Texte fourni:

# # #

La hausse du plafond du livret A n’est pas vraiment de gauche !

Rue 89, le 22/08/2012 :

Le livret A, c’est un peu comme la tour Eiffel ou le baccalauréat. On l’aime par réflexe, par attachement quasi républicain. Ne finance-t-il pas le logement social ? Difficile d’être contre ce produit d’épargne simple, défiscalisé, en un mot : populaire.

L’augmentation de son plafond (de 15 300 à 19 125 euros), annoncée ce mercredi matin, est donc généralement bien accueillie. Ce n’est qu’un début : François Hollande a promis de doubler ce plafond lors de son mandat, pour le porter à 30 600 euros. Et il tiendra parole, jure-t-on à Bercy.

Cette mesure ne va pourtant pas de soi, car elle profitera, concrètement, aux familles les plus aisées de la société. Ce qui cadre mal avec le programme de François Hollande.

Les détenteurs de livret A qui ont atteint le plafond sont en effet très minoritaires : 8,5% des livrets A seulement ! Ce ne sont pas les épargnants les plus modestes et ils détiennent déjà 43,2% de l’encours.

# # #

Extrait de données:
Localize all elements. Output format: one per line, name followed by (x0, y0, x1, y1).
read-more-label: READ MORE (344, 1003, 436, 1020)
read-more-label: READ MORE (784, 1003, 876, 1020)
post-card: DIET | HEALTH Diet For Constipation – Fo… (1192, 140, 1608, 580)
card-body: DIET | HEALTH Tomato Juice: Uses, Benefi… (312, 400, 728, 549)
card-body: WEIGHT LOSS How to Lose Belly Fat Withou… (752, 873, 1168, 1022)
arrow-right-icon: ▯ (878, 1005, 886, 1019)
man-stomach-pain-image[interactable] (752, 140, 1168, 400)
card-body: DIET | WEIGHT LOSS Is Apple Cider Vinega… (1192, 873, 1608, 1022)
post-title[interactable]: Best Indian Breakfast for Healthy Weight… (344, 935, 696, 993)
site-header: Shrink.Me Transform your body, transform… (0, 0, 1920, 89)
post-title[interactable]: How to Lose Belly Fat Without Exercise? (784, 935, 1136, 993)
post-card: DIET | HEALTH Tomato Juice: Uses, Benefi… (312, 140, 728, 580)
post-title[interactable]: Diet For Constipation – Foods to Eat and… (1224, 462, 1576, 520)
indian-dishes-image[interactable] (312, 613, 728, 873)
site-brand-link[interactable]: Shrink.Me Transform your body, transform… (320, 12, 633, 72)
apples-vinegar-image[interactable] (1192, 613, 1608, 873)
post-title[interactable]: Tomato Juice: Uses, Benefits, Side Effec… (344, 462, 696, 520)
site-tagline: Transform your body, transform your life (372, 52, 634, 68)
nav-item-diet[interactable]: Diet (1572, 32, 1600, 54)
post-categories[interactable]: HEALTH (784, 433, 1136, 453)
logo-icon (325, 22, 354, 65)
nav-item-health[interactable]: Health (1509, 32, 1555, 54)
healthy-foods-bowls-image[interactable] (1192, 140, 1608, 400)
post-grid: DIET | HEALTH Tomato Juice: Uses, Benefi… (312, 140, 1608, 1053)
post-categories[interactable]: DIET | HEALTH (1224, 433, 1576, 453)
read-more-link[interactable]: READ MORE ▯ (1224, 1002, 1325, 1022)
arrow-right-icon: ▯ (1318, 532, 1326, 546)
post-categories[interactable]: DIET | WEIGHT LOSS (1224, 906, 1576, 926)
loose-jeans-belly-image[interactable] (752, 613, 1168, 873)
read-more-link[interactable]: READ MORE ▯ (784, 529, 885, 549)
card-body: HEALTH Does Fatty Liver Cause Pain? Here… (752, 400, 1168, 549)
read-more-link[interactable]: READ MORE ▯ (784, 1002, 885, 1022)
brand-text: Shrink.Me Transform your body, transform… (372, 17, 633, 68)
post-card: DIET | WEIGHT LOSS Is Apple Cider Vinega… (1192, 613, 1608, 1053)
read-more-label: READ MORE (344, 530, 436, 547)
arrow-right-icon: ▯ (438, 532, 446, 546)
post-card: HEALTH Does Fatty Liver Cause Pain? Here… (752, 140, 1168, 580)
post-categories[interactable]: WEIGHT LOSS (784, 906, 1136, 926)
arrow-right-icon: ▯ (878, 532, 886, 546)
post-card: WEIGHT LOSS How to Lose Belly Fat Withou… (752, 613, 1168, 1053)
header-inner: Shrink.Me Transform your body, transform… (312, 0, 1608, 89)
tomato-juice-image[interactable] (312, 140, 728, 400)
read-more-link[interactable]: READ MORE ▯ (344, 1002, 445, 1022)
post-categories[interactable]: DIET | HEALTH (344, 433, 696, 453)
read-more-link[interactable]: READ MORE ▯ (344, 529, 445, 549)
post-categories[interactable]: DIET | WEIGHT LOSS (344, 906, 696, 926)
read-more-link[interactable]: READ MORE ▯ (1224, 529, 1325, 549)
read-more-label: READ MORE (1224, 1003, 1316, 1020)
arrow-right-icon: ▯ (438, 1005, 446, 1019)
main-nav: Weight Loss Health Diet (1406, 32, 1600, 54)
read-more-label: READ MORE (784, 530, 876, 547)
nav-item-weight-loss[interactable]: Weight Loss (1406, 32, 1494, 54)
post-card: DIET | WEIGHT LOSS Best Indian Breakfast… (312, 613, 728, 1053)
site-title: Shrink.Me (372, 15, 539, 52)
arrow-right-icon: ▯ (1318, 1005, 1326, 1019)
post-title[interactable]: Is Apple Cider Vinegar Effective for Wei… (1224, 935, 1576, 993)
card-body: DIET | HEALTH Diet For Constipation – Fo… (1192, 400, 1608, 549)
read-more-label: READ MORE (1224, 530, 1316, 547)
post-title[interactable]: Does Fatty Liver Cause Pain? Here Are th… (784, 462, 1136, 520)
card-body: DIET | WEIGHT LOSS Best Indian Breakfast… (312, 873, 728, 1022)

# # #

Série d'exercices:
**A.** Répondez à ces questions d'après l'article sur le plafond du livret A :
(i) À quel montant le plafond est-il porté par l'augmentation annoncée ce mercredi ?
(ii) Quel plafond François Hollande a-t-il promis d'atteindre pendant son mandat ?
(iii) Quelle proportion des livrets A a atteint le plafond ?
**B.** Relevez tous les montants en euros cités dans l'article sur le plafond du livret A.
**C.** Rédigez la suite de l'article sur le plafond du livret A après sa dernière phrase.
Le matériau n'a aucun rôle dans cet exercice.

Corrigé des activités:
**A.**
(i) 19 125 euros.
(ii) 30 600 euros.
(iii) 8,5 % des livrets A.

**B.** 15 300 euros, 19 125 euros, 30 600 euros.

**C.**
Doublement d’une niche fiscale

En France, les familles aisées ont, la plupart du temps, en plus de leurs autres produits d’épargne, plusieurs livrets A bourrés jusqu’à la gorge : un par membre de la famille. Pour une famille avec deux enfants, l’épargne A est déjà de 61 200 euros. Placée à 2,25%, avec une parfaite disponibilité, une parfaite sécurité, et sans fiscalité : elle assure un gain net de 1 377 euros par an qui, à taux inchangé, doublera d’ici la fin du quinquennat…

Il y a d’autres raisons de s’interroger sur l’opportunité de doubler le plafond du livret A. Passons sur l’argument de la Banque de France, qui craint que l’on ne fasse que déshabiller Pierre pour habiller Paul : une partie de l’épargne risque en effet de glisser de l’assurance-vie (fiscalisée) vers le livret A (défiscalisé) ; on se souvient toujours que le second finance le logement social, on oublie que la première finance les entreprises et la dette publique.

Et le logement social !

Reste l’argument du logement. La mesure serait « de gauche » parce qu’elle permettrait de financer de nouveaux HLM. Or, cela reste à démontrer : il faut en effet que des projets existent en nombre suffisant.

Ce n’est pas le cas actuellement : le livret A déborde de liquidités inutilisées. Une grande partie de l’argent (52 milliards sur les 300 milliards collectés, selon la Cour des comptes) dort sans affectation à la Caisse des Dépôt.

Pour que le relèvement du plafond du livret A ait un sens, il faut changer cet état de fait et s’engager dans une politique de logement audacieuse : le gouvernement a promis de construire 150 000 logements sociaux par an (contre 110 000 en 2011), mais déjà, les associations s’inquiètent d’un possible recul.

Seule une politique très hardie dans le domaine peut justifier la défiscalisation, par un gouvernement de gauche, de dizaines de milliards d’euros d’épargne. C’est à Cécile Duflot, la ministre du Logement, de jouer.

P.S. : Après avoir publié cet édito, j’apprends que le Parlement est convoqué le 24 septembre en session extraordinaire pour examiner deux projets de loi, dont l’un portera sur les logements sociaux : bon signe.